Dataset records:

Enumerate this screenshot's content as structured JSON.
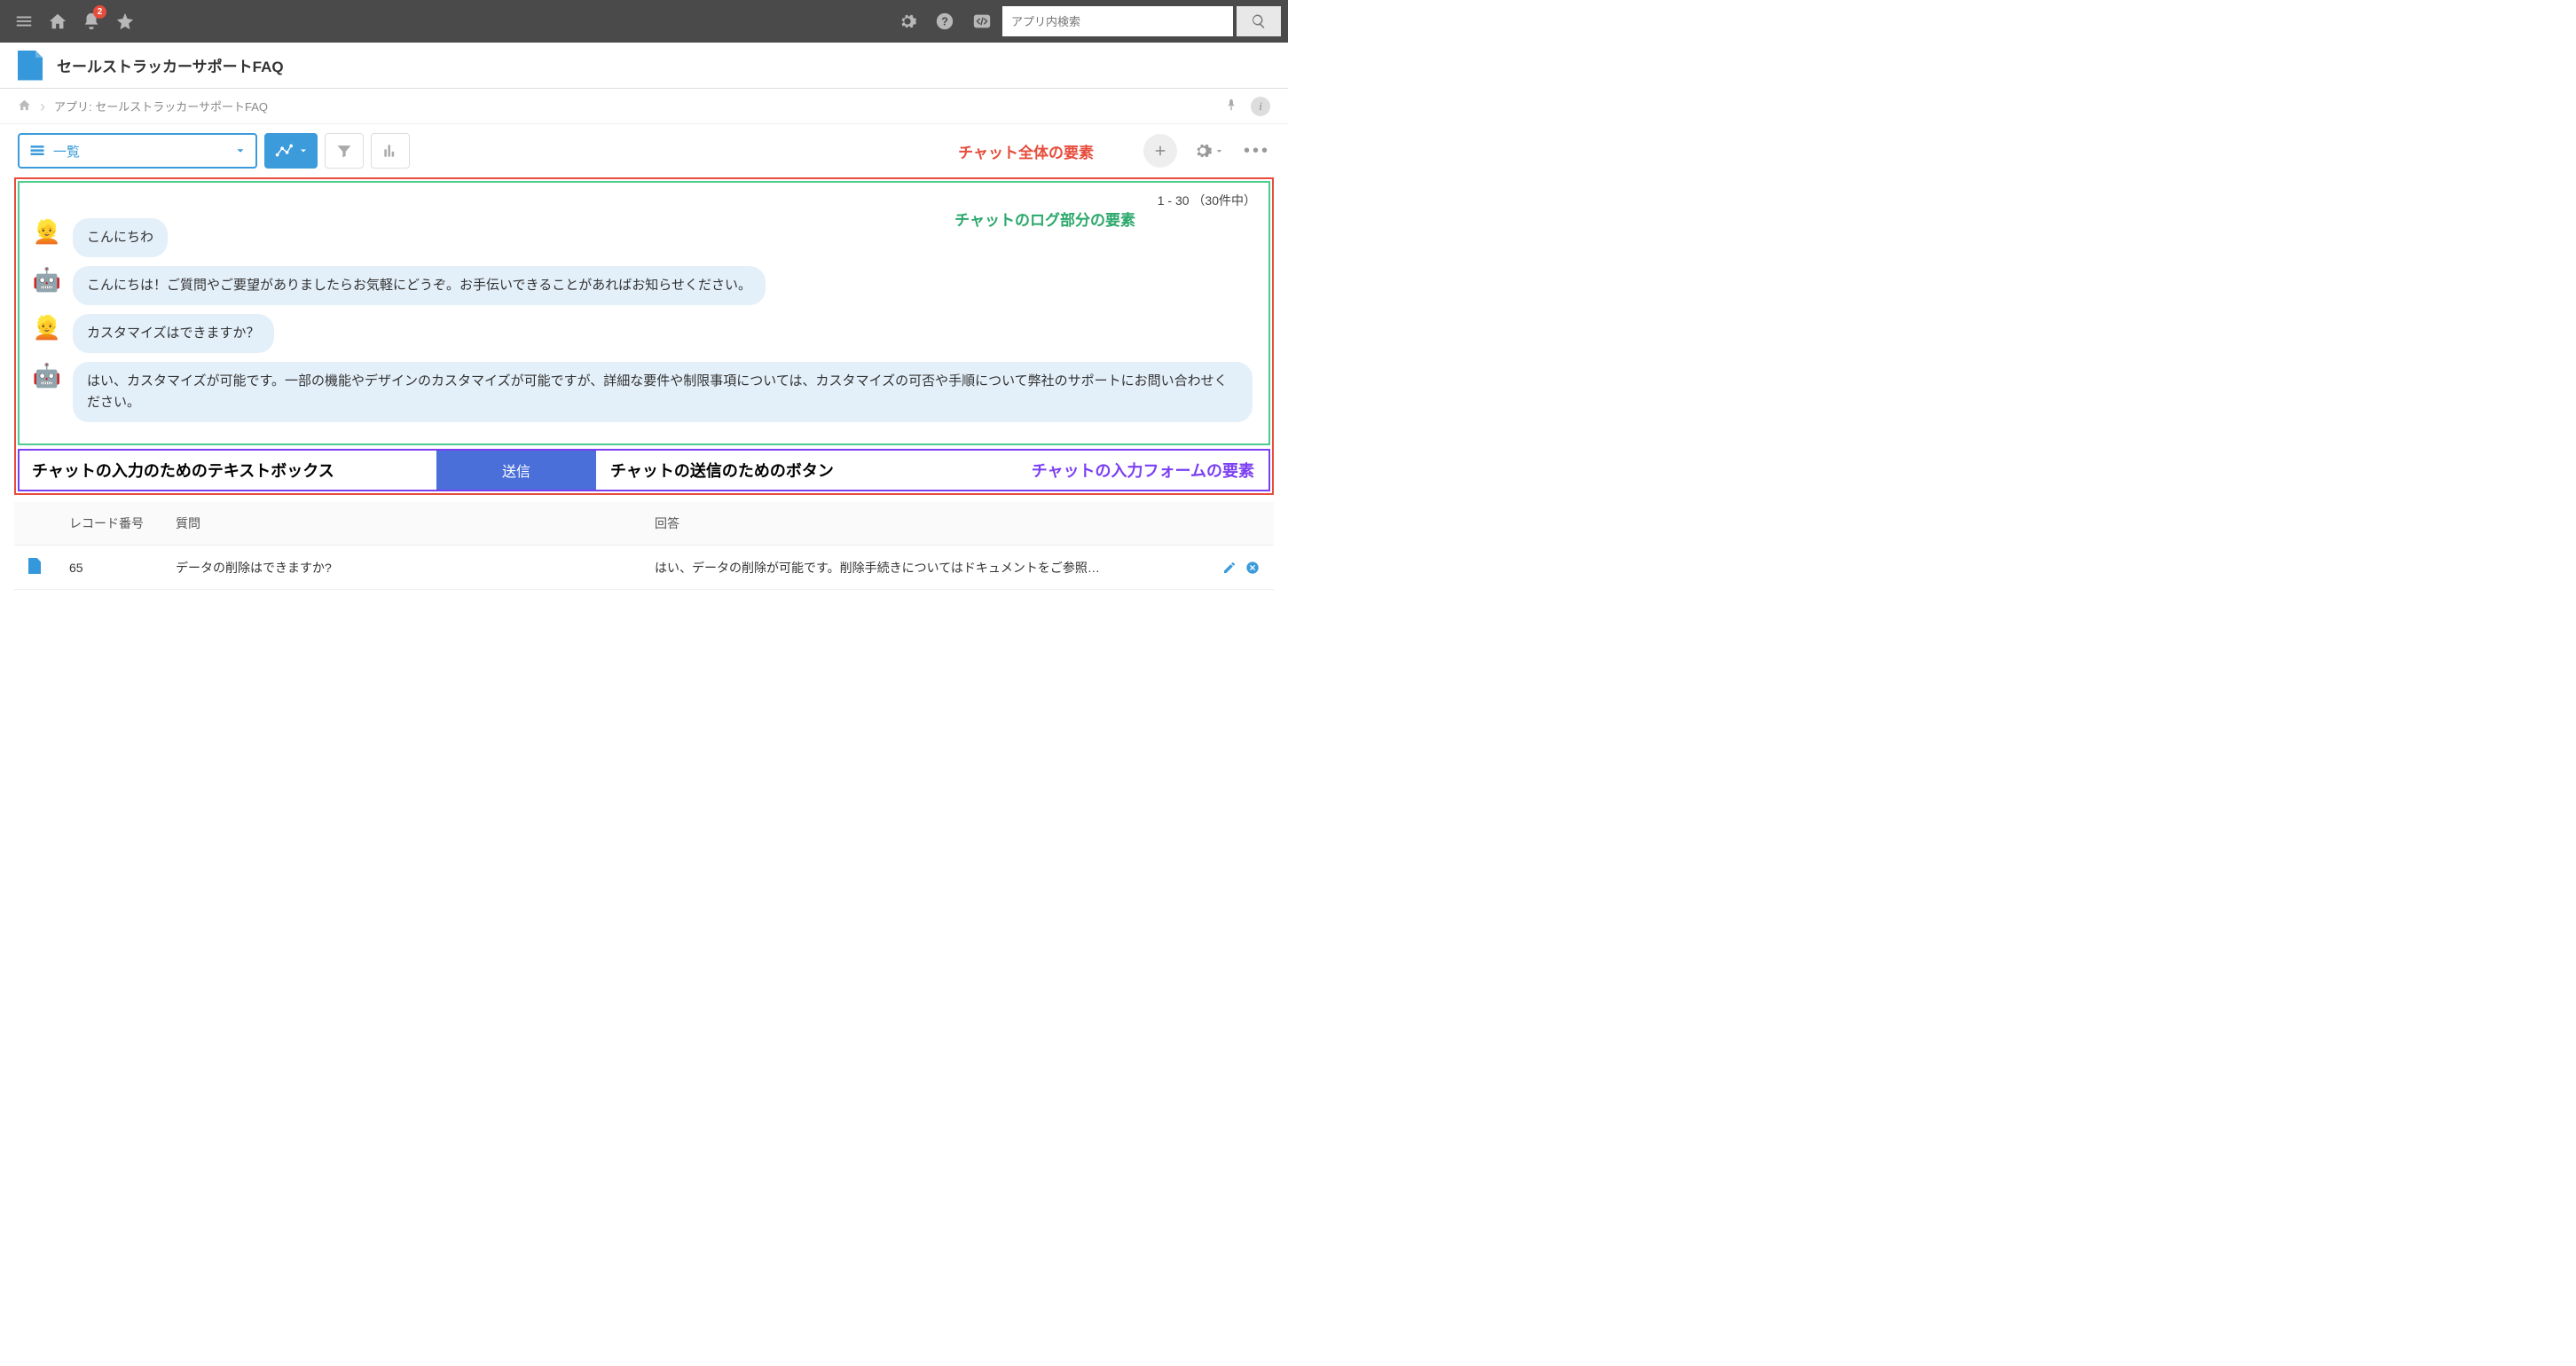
{
  "topbar": {
    "notification_count": "2",
    "search_placeholder": "アプリ内検索"
  },
  "app": {
    "title": "セールストラッカーサポートFAQ"
  },
  "breadcrumb": {
    "label": "アプリ: セールストラッカーサポートFAQ"
  },
  "toolbar": {
    "view_label": "一覧"
  },
  "annotations": {
    "chat_whole": "チャット全体の要素",
    "chat_log": "チャットのログ部分の要素",
    "chat_textbox": "チャットの入力のためのテキストボックス",
    "chat_send_button": "チャットの送信のためのボタン",
    "chat_form": "チャットの入力フォームの要素"
  },
  "chat": {
    "record_count": "1 - 30 （30件中）",
    "messages": [
      {
        "role": "user",
        "avatar": "👱",
        "text": "こんにちわ"
      },
      {
        "role": "bot",
        "avatar": "🤖",
        "text": "こんにちは！ご質問やご要望がありましたらお気軽にどうぞ。お手伝いできることがあればお知らせください。"
      },
      {
        "role": "user",
        "avatar": "👱",
        "text": "カスタマイズはできますか？"
      },
      {
        "role": "bot",
        "avatar": "🤖",
        "text": "はい、カスタマイズが可能です。一部の機能やデザインのカスタマイズが可能ですが、詳細な要件や制限事項については、カスタマイズの可否や手順について弊社のサポートにお問い合わせください。"
      }
    ],
    "send_label": "送信"
  },
  "table": {
    "headers": {
      "record_no": "レコード番号",
      "question": "質問",
      "answer": "回答"
    },
    "rows": [
      {
        "record_no": "65",
        "question": "データの削除はできますか?",
        "answer": "はい、データの削除が可能です。削除手続きについてはドキュメントをご参照…"
      }
    ]
  }
}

TASK OBJECTIVE - Transcribe the material exactly, keeping every word and none of the pictures.

THE REPLY -
Enumerate this screenshot's content as structured JSON.
{
  "topbar": {
    "notification_count": "2",
    "search_placeholder": "アプリ内検索"
  },
  "app": {
    "title": "セールストラッカーサポートFAQ"
  },
  "breadcrumb": {
    "label": "アプリ: セールストラッカーサポートFAQ"
  },
  "toolbar": {
    "view_label": "一覧"
  },
  "annotations": {
    "chat_whole": "チャット全体の要素",
    "chat_log": "チャットのログ部分の要素",
    "chat_textbox": "チャットの入力のためのテキストボックス",
    "chat_send_button": "チャットの送信のためのボタン",
    "chat_form": "チャットの入力フォームの要素"
  },
  "chat": {
    "record_count": "1 - 30 （30件中）",
    "messages": [
      {
        "role": "user",
        "avatar": "👱",
        "text": "こんにちわ"
      },
      {
        "role": "bot",
        "avatar": "🤖",
        "text": "こんにちは！ご質問やご要望がありましたらお気軽にどうぞ。お手伝いできることがあればお知らせください。"
      },
      {
        "role": "user",
        "avatar": "👱",
        "text": "カスタマイズはできますか？"
      },
      {
        "role": "bot",
        "avatar": "🤖",
        "text": "はい、カスタマイズが可能です。一部の機能やデザインのカスタマイズが可能ですが、詳細な要件や制限事項については、カスタマイズの可否や手順について弊社のサポートにお問い合わせください。"
      }
    ],
    "send_label": "送信"
  },
  "table": {
    "headers": {
      "record_no": "レコード番号",
      "question": "質問",
      "answer": "回答"
    },
    "rows": [
      {
        "record_no": "65",
        "question": "データの削除はできますか?",
        "answer": "はい、データの削除が可能です。削除手続きについてはドキュメントをご参照…"
      }
    ]
  }
}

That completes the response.